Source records
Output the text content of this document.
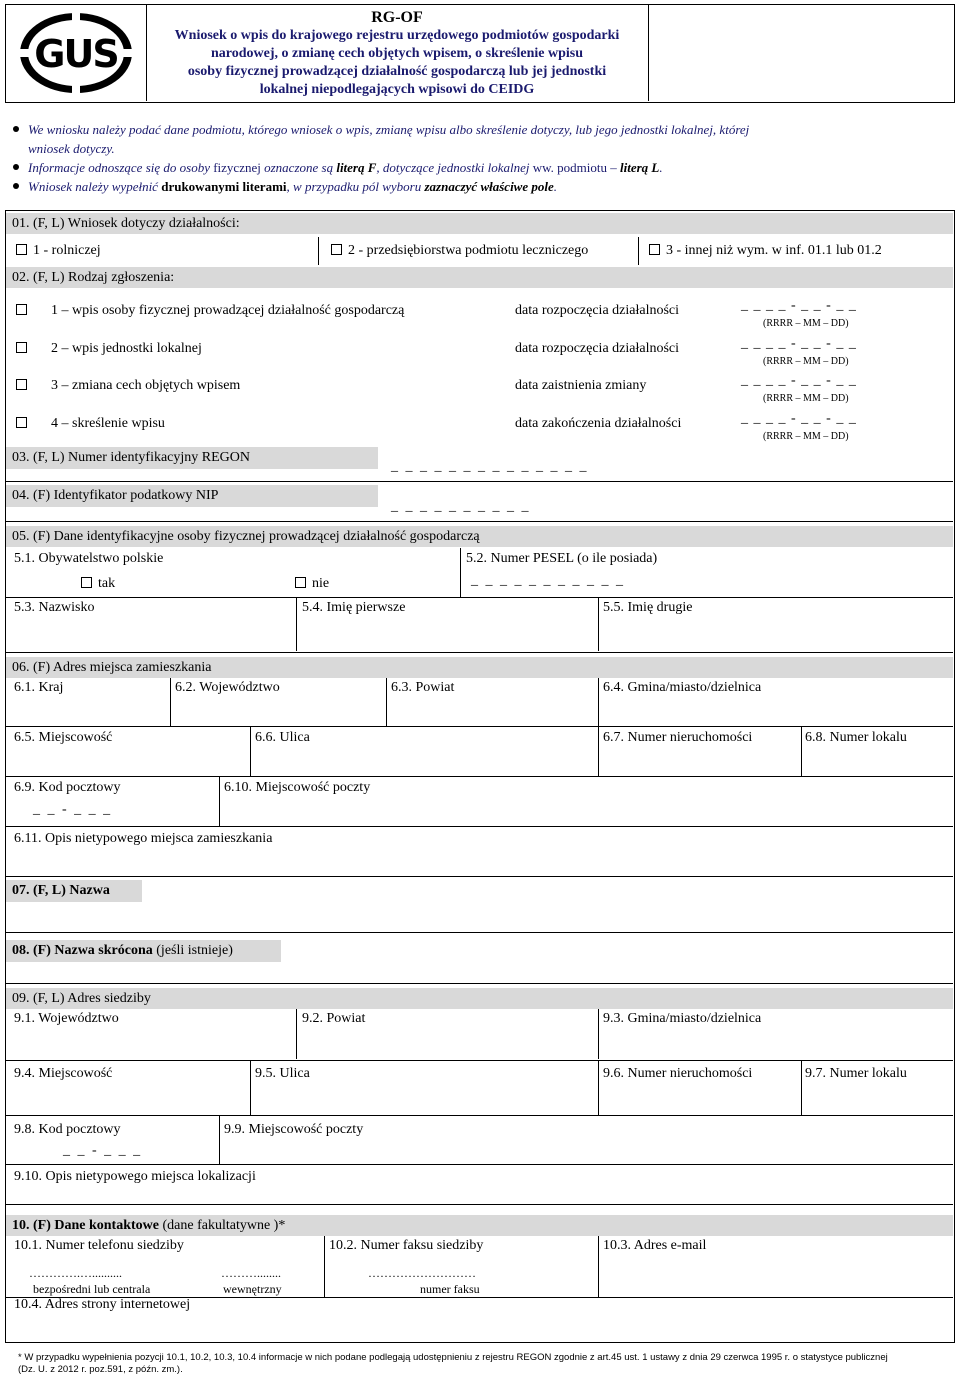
GUS
RG-OF
Wniosek o wpis do krajowego rejestru urzędowego podmiotów gospodarki
narodowej, o zmianę cech objętych wpisem, o skreślenie wpisu
osoby fizycznej prowadzącej działalność gospodarczą lub jej jednostki
lokalnej niepodlegających wpisowi do CEIDG
We wniosku należy podać dane podmiotu, którego wniosek o wpis, zmianę wpisu albo skreślenie dotyczy, lub jego jednostki lokalnej, której
wniosek dotyczy.
Informacje odnoszące się do osoby fizycznej oznaczone są literą F, dotyczące jednostki lokalnej ww. podmiotu – literą L.
Wniosek należy wypełnić drukowanymi literami, w przypadku pól wyboru zaznaczyć właściwe pole.
01. (F, L) Wniosek dotyczy działalności:
1 - rolniczej	2 - przedsiębiorstwa podmiotu leczniczego	3 - innej niż wym. w inf. 01.1 lub 01.2
02. (F, L) Rodzaj zgłoszenia:
1 – wpis osoby fizycznej prowadzącej działalność gospodarczą	data rozpoczęcia działalności	_ _ _ _ - _ _ - _ _
(RRRR – MM – DD)
2 – wpis jednostki lokalnej	data rozpoczęcia działalności	_ _ _ _ - _ _ - _ _
(RRRR – MM – DD)
3 – zmiana cech objętych wpisem	data zaistnienia zmiany	_ _ _ _ - _ _ - _ _
(RRRR – MM – DD)
4 – skreślenie wpisu	data zakończenia działalności	_ _ _ _ - _ _ - _ _
(RRRR – MM – DD)
03. (F, L) Numer identyfikacyjny REGON
_ _ _ _ _ _ _ _ _ _ _ _ _ _
04. (F) Identyfikator podatkowy NIP
_ _ _ _ _ _ _ _ _ _
05. (F) Dane identyfikacyjne osoby fizycznej prowadzącej działalność gospodarczą
5.1. Obywatelstwo polskie	5.2. Numer PESEL (o ile posiada)
tak	nie	_ _ _ _ _ _ _ _ _ _ _
5.3. Nazwisko	5.4. Imię pierwsze	5.5. Imię drugie
06. (F) Adres miejsca zamieszkania
6.1. Kraj	6.2. Województwo	6.3. Powiat	6.4. Gmina/miasto/dzielnica
6.5. Miejscowość	6.6. Ulica	6.7. Numer nieruchomości	6.8. Numer lokalu
6.9. Kod pocztowy	6.10. Miejscowość poczty
_ _ - _ _ _
6.11. Opis nietypowego miejsca zamieszkania
07. (F, L) Nazwa
08. (F) Nazwa skrócona (jeśli istnieje)
09. (F, L) Adres siedziby
9.1. Województwo	9.2. Powiat	9.3. Gmina/miasto/dzielnica
9.4. Miejscowość	9.5. Ulica	9.6. Numer nieruchomości	9.7. Numer lokalu
9.8. Kod pocztowy	9.9. Miejscowość poczty
_ _ - _ _ _
9.10. Opis nietypowego miejsca lokalizacji
10. (F) Dane kontaktowe (dane fakultatywne )*
10.1. Numer telefonu siedziby	10.2. Numer faksu siedziby	10.3. Adres e-mail
………….…..........	………........	………………………
bezpośredni lub centrala	wewnętrzny	numer faksu
10.4. Adres strony internetowej
* W przypadku wypełnienia pozycji 10.1, 10.2, 10.3, 10.4 informacje w nich podane podlegają udostępnieniu z rejestru REGON zgodnie z art.45 ust. 1 ustawy z dnia 29 czerwca 1995 r. o statystyce publicznej
(Dz. U. z 2012 r. poz.591, z późn. zm.).
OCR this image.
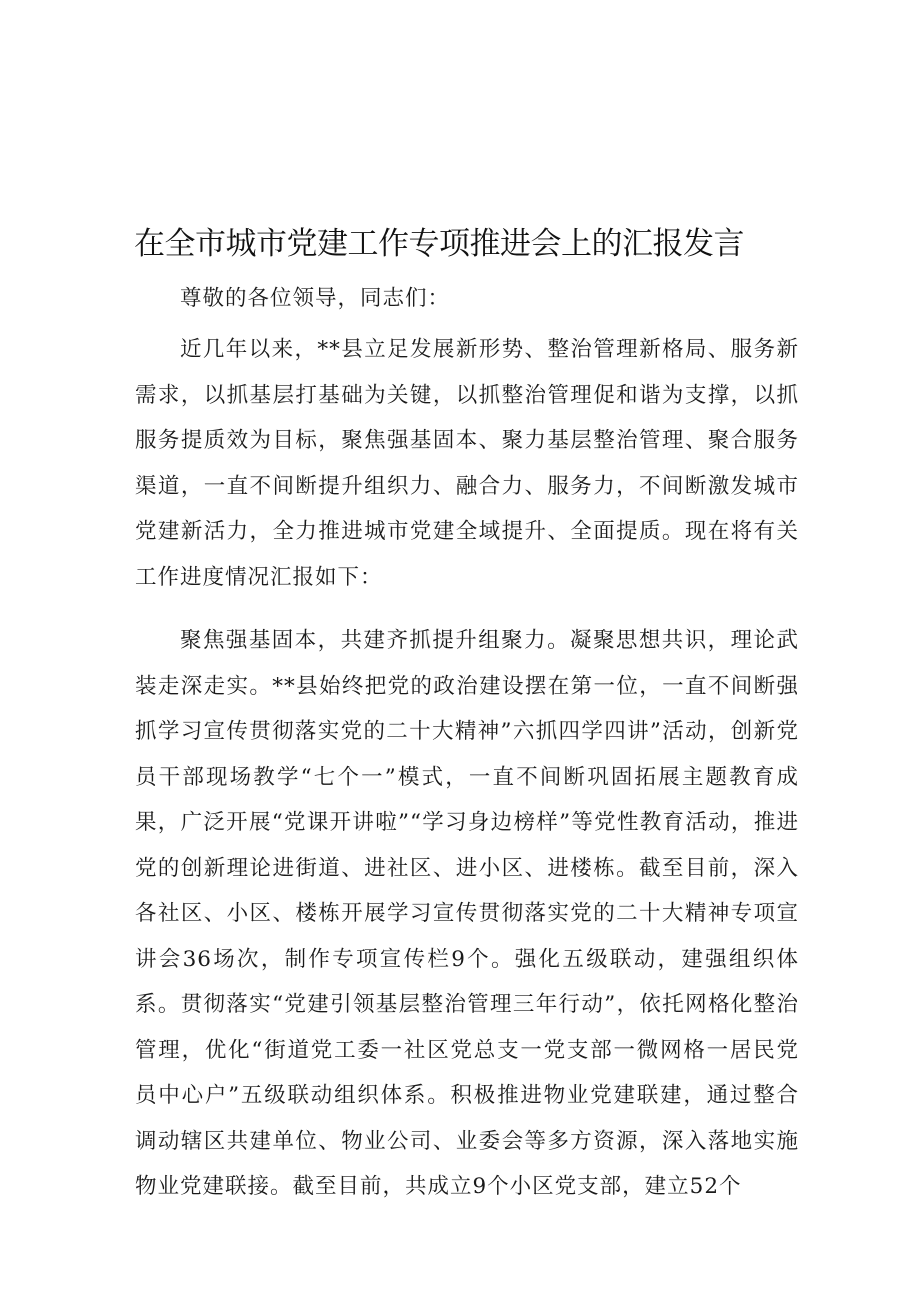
在全市城市党建工作专项推进会上的汇报发言

尊敬的各位领导，同志们：

近几年以来，**县立足发展新形势、整治管理新格局、服务新需求，以抓基层打基础为关键，以抓整治管理促和谐为支撑，以抓服务提质效为目标，聚焦强基固本、聚力基层整治管理、聚合服务渠道，一直不间断提升组织力、融合力、服务力，不间断激发城市党建新活力，全力推进城市党建全域提升、全面提质。现在将有关工作进度情况汇报如下：

聚焦强基固本，共建齐抓提升组聚力。凝聚思想共识，理论武装走深走实。**县始终把党的政治建设摆在第一位，一直不间断强抓学习宣传贯彻落实党的二十大精神”六抓四学四讲”活动，创新党员干部现场教学“七个一”模式，一直不间断巩固拓展主题教育成果，广泛开展“党课开讲啦”“学习身边榜样”等党性教育活动，推进党的创新理论进街道、进社区、进小区、进楼栋。截至目前，深入各社区、小区、楼栋开展学习宣传贯彻落实党的二十大精神专项宣讲会36场次，制作专项宣传栏9个。强化五级联动，建强组织体系。贯彻落实“党建引领基层整治管理三年行动”，依托网格化整治管理，优化“街道党工委一社区党总支一党支部一微网格一居民党员中心户”五级联动组织体系。积极推进物业党建联建，通过整合调动辖区共建单位、物业公司、业委会等多方资源，深入落地实施物业党建联接。截至目前，共成立9个小区党支部，建立52个
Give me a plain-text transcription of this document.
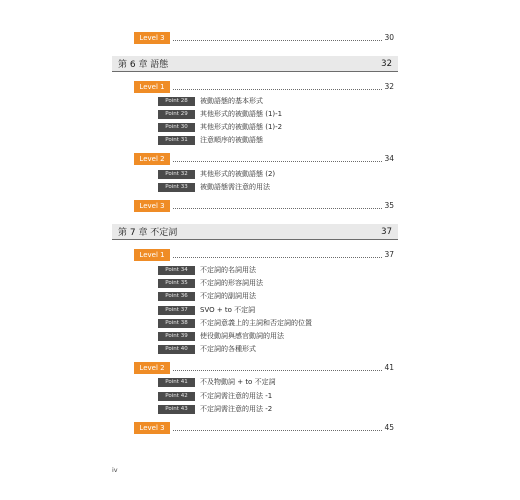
Level 3	30
第 6 章 語態	32
Level 1	32
Point 28	被動語態的基本形式
Point 29	其他形式的被動語態 (1)-1
Point 30	其他形式的被動語態 (1)-2
Point 31	注意順序的被動語態
Level 2	34
Point 32	其他形式的被動語態 (2)
Point 33	被動語態需注意的用法
Level 3	35
第 7 章 不定詞	37
Level 1	37
Point 34	不定詞的名詞用法
Point 35	不定詞的形容詞用法
Point 36	不定詞的副詞用法
Point 37	SVO + to 不定詞
Point 38	不定詞意義上的主詞和否定詞的位置
Point 39	使役動詞與感官動詞的用法
Point 40	不定詞的各種形式
Level 2	41
Point 41	不及物動詞 + to 不定詞
Point 42	不定詞需注意的用法 -1
Point 43	不定詞需注意的用法 -2
Level 3	45
iv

§ EXERCISE DESCRIPTION: Determine how many of the lines above hold the word "poczty", and output that number by itself.

§ TASK OUTPUT: 2